- REQUIRED WORK -
Where the word "JSON" occurs in a line, return that line.

** begin SUPPLIED INFORMATION **

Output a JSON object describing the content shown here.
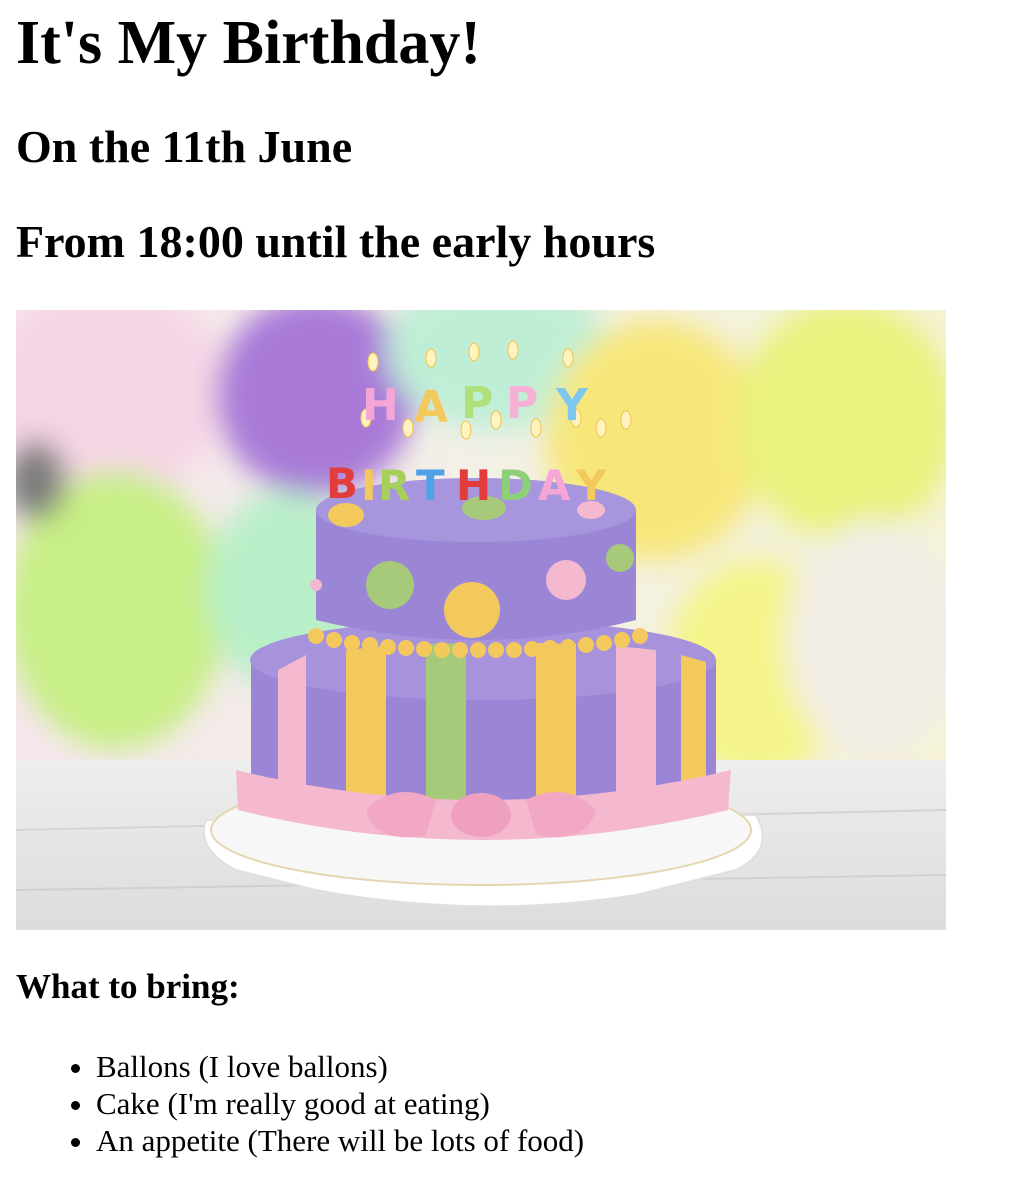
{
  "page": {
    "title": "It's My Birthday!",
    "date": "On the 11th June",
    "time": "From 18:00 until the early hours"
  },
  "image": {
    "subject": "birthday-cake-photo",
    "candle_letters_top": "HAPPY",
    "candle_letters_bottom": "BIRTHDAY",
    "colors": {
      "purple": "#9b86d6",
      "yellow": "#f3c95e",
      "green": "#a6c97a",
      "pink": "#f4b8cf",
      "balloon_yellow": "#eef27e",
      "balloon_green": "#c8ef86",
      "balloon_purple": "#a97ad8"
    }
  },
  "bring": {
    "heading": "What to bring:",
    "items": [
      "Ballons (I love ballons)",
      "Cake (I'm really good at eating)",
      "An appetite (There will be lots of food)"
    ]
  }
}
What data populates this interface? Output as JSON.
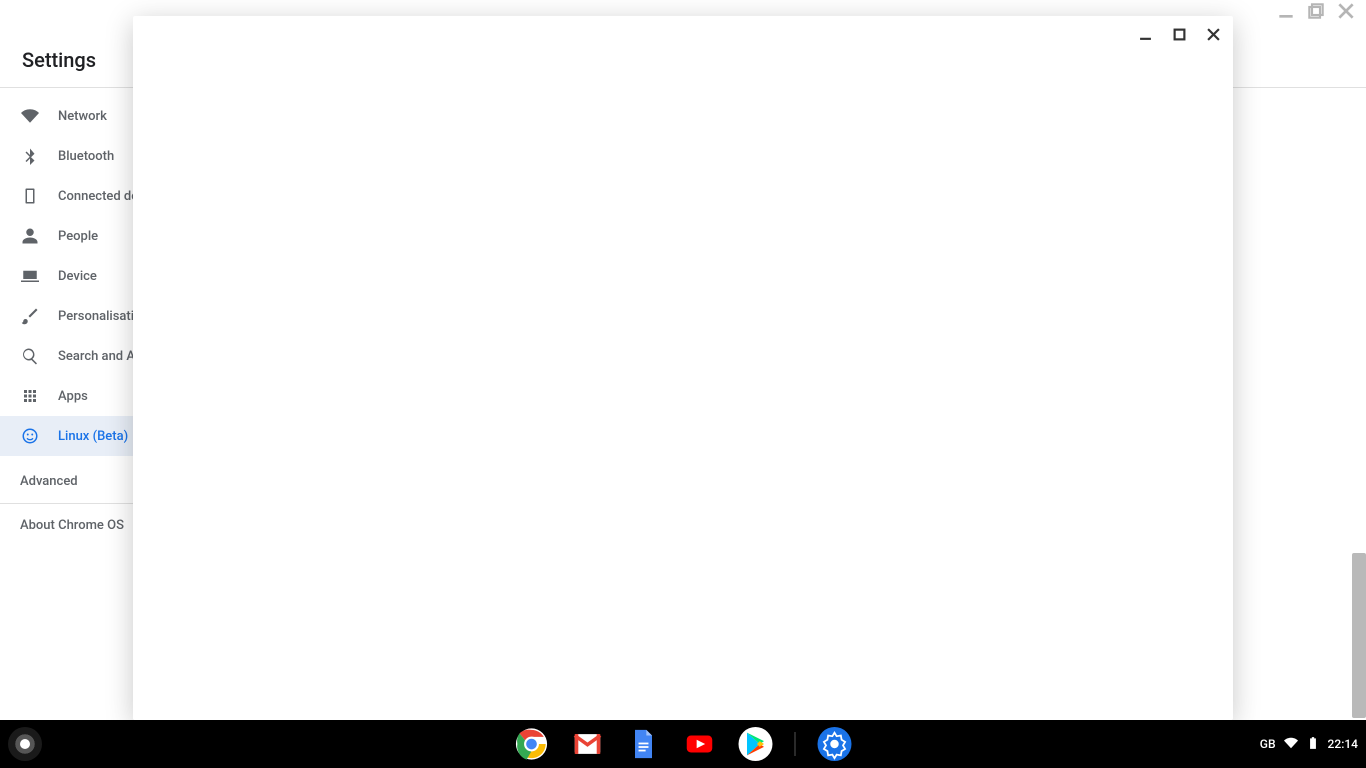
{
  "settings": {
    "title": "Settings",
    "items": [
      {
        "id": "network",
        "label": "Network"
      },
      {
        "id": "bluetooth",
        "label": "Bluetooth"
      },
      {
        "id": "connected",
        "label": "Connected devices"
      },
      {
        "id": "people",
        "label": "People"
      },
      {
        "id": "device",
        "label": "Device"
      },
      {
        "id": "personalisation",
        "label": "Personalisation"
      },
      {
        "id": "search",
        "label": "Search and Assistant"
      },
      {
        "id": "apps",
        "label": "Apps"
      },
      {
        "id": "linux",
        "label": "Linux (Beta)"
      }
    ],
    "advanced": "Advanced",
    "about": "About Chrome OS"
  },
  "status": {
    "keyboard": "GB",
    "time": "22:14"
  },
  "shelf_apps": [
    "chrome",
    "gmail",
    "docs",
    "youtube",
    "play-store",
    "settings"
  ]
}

** end SUPPLIED INFORMATION **

- THE SOLUTION -
Output a JSON object describing the content shown here.
What data populates this interface? Output as JSON.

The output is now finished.